WORK INSTRUCTIONS >>
Pull out every line of the listing below verbatim, leaving out the pictures.

[start RECORDS FOR THE EXERCISE]

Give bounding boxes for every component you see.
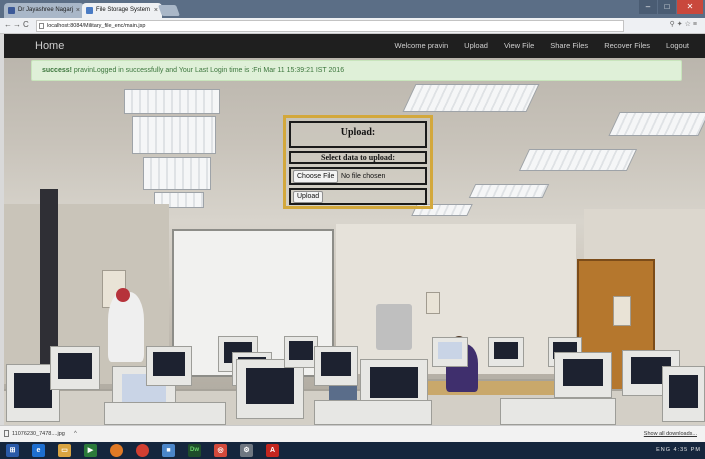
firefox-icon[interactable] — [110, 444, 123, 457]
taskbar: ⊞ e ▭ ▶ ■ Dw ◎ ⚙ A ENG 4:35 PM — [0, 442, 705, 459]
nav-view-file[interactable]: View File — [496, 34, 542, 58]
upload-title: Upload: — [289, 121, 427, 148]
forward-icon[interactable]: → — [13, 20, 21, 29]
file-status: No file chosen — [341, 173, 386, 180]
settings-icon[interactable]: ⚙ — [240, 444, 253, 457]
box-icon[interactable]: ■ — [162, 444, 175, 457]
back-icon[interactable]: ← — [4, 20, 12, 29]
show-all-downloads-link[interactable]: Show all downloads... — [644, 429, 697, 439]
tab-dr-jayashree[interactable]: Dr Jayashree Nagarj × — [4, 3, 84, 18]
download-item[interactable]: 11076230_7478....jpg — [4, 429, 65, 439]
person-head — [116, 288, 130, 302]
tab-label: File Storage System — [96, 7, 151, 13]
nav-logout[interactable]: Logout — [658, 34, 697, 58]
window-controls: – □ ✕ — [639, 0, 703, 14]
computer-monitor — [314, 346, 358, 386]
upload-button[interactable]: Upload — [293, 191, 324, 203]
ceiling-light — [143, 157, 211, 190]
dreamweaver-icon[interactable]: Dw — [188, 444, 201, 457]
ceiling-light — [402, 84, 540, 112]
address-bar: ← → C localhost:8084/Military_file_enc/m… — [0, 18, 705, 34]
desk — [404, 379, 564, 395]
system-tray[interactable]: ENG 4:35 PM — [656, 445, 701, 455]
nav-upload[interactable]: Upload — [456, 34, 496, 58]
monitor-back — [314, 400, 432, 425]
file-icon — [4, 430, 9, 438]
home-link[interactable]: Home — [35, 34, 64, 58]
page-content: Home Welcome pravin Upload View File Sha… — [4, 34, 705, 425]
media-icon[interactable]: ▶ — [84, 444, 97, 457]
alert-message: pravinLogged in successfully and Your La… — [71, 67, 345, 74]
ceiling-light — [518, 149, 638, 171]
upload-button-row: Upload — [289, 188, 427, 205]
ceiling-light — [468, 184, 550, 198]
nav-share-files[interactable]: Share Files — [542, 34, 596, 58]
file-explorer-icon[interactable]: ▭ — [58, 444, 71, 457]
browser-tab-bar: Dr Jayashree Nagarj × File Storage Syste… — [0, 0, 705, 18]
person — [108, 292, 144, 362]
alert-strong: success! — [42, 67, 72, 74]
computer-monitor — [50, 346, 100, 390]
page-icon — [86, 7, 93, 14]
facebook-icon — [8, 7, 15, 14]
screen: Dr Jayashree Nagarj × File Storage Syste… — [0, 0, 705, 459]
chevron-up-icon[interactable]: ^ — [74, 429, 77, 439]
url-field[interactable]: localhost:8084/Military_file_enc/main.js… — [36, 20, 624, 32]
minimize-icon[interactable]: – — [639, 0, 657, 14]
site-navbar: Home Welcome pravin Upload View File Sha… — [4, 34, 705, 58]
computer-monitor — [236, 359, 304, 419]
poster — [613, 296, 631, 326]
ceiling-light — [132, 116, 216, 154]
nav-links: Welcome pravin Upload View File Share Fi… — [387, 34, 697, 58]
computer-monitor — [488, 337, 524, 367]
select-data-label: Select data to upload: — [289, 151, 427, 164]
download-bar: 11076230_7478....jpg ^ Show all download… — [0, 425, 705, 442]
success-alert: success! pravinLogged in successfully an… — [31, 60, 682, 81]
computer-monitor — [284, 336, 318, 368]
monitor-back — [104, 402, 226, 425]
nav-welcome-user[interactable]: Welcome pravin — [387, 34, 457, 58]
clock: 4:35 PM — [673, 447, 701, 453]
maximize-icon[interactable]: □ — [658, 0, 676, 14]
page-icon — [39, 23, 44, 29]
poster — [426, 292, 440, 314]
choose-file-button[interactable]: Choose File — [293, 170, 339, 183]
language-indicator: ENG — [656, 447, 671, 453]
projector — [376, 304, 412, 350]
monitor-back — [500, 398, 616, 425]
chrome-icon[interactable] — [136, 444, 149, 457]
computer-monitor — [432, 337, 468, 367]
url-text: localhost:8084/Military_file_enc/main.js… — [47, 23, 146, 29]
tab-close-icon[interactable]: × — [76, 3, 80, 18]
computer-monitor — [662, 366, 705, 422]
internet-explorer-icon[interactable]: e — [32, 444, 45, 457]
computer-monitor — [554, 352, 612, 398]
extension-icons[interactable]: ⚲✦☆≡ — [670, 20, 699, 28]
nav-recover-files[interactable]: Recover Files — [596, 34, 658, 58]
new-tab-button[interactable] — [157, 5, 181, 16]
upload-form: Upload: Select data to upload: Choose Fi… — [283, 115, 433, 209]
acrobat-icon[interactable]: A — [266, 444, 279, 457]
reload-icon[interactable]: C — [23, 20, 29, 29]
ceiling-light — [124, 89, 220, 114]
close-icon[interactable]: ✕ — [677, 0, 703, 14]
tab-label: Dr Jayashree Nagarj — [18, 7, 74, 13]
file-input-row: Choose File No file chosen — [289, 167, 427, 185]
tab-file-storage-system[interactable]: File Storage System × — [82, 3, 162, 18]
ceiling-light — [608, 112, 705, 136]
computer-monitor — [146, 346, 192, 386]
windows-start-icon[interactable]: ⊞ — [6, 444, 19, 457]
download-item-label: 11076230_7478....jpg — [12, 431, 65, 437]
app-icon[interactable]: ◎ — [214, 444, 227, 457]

[end RECORDS FOR THE EXERCISE]

SOLUTION BELOW >>
Give bounding boxes for every component you see.
firefox-icon[interactable] — [110, 444, 123, 457]
taskbar: ⊞ e ▭ ▶ ■ Dw ◎ ⚙ A ENG 4:35 PM — [0, 442, 705, 459]
nav-view-file[interactable]: View File — [496, 34, 542, 58]
upload-title: Upload: — [289, 121, 427, 148]
forward-icon[interactable]: → — [13, 20, 21, 29]
file-status: No file chosen — [341, 173, 386, 180]
settings-icon[interactable]: ⚙ — [240, 444, 253, 457]
box-icon[interactable]: ■ — [162, 444, 175, 457]
back-icon[interactable]: ← — [4, 20, 12, 29]
show-all-downloads-link[interactable]: Show all downloads... — [644, 429, 697, 439]
tab-dr-jayashree[interactable]: Dr Jayashree Nagarj × — [4, 3, 84, 18]
download-item[interactable]: 11076230_7478....jpg — [4, 429, 65, 439]
person-head — [116, 288, 130, 302]
tab-label: File Storage System — [96, 7, 151, 13]
nav-logout[interactable]: Logout — [658, 34, 697, 58]
window-controls: – □ ✕ — [639, 0, 703, 14]
computer-monitor — [314, 346, 358, 386]
upload-button[interactable]: Upload — [293, 191, 324, 203]
ceiling-light — [143, 157, 211, 190]
dreamweaver-icon[interactable]: Dw — [188, 444, 201, 457]
ceiling-light — [402, 84, 540, 112]
address-bar: ← → C localhost:8084/Military_file_enc/m… — [0, 18, 705, 34]
desk — [404, 379, 564, 395]
system-tray[interactable]: ENG 4:35 PM — [656, 445, 701, 455]
nav-upload[interactable]: Upload — [456, 34, 496, 58]
monitor-back — [314, 400, 432, 425]
file-icon — [4, 430, 9, 438]
home-link[interactable]: Home — [35, 34, 64, 58]
page-content: Home Welcome pravin Upload View File Sha… — [4, 34, 705, 425]
media-icon[interactable]: ▶ — [84, 444, 97, 457]
alert-message: pravinLogged in successfully and Your La… — [71, 67, 345, 74]
ceiling-light — [518, 149, 638, 171]
upload-button-row: Upload — [289, 188, 427, 205]
ceiling-light — [468, 184, 550, 198]
nav-share-files[interactable]: Share Files — [542, 34, 596, 58]
file-explorer-icon[interactable]: ▭ — [58, 444, 71, 457]
browser-tab-bar: Dr Jayashree Nagarj × File Storage Syste… — [0, 0, 705, 18]
person — [108, 292, 144, 362]
alert-strong: success! — [42, 67, 72, 74]
computer-monitor — [50, 346, 100, 390]
page-icon — [86, 7, 93, 14]
facebook-icon — [8, 7, 15, 14]
screen: Dr Jayashree Nagarj × File Storage Syste… — [0, 0, 705, 459]
chevron-up-icon[interactable]: ^ — [74, 429, 77, 439]
url-field[interactable]: localhost:8084/Military_file_enc/main.js… — [36, 20, 624, 32]
minimize-icon[interactable]: – — [639, 0, 657, 14]
site-navbar: Home Welcome pravin Upload View File Sha… — [4, 34, 705, 58]
computer-monitor — [236, 359, 304, 419]
poster — [613, 296, 631, 326]
ceiling-light — [132, 116, 216, 154]
nav-links: Welcome pravin Upload View File Share Fi… — [387, 34, 697, 58]
computer-monitor — [488, 337, 524, 367]
select-data-label: Select data to upload: — [289, 151, 427, 164]
download-bar: 11076230_7478....jpg ^ Show all download… — [0, 425, 705, 442]
success-alert: success! pravinLogged in successfully an… — [31, 60, 682, 81]
computer-monitor — [284, 336, 318, 368]
monitor-back — [104, 402, 226, 425]
nav-welcome-user[interactable]: Welcome pravin — [387, 34, 457, 58]
clock: 4:35 PM — [673, 447, 701, 453]
maximize-icon[interactable]: □ — [658, 0, 676, 14]
page-icon — [39, 23, 44, 29]
poster — [426, 292, 440, 314]
choose-file-button[interactable]: Choose File — [293, 170, 339, 183]
language-indicator: ENG — [656, 447, 671, 453]
projector — [376, 304, 412, 350]
monitor-back — [500, 398, 616, 425]
chrome-icon[interactable] — [136, 444, 149, 457]
computer-monitor — [432, 337, 468, 367]
url-text: localhost:8084/Military_file_enc/main.js… — [47, 23, 146, 29]
tab-close-icon[interactable]: × — [76, 3, 80, 18]
computer-monitor — [662, 366, 705, 422]
internet-explorer-icon[interactable]: e — [32, 444, 45, 457]
computer-monitor — [554, 352, 612, 398]
extension-icons[interactable]: ⚲✦☆≡ — [670, 20, 699, 28]
nav-recover-files[interactable]: Recover Files — [596, 34, 658, 58]
new-tab-button[interactable] — [157, 5, 181, 16]
upload-form: Upload: Select data to upload: Choose Fi… — [283, 115, 433, 209]
acrobat-icon[interactable]: A — [266, 444, 279, 457]
reload-icon[interactable]: C — [23, 20, 29, 29]
ceiling-light — [124, 89, 220, 114]
close-icon[interactable]: ✕ — [677, 0, 703, 14]
tab-label: Dr Jayashree Nagarj — [18, 7, 74, 13]
file-input-row: Choose File No file chosen — [289, 167, 427, 185]
tab-file-storage-system[interactable]: File Storage System × — [82, 3, 162, 18]
ceiling-light — [608, 112, 705, 136]
computer-monitor — [146, 346, 192, 386]
windows-start-icon[interactable]: ⊞ — [6, 444, 19, 457]
download-item-label: 11076230_7478....jpg — [12, 431, 65, 437]
app-icon[interactable]: ◎ — [214, 444, 227, 457]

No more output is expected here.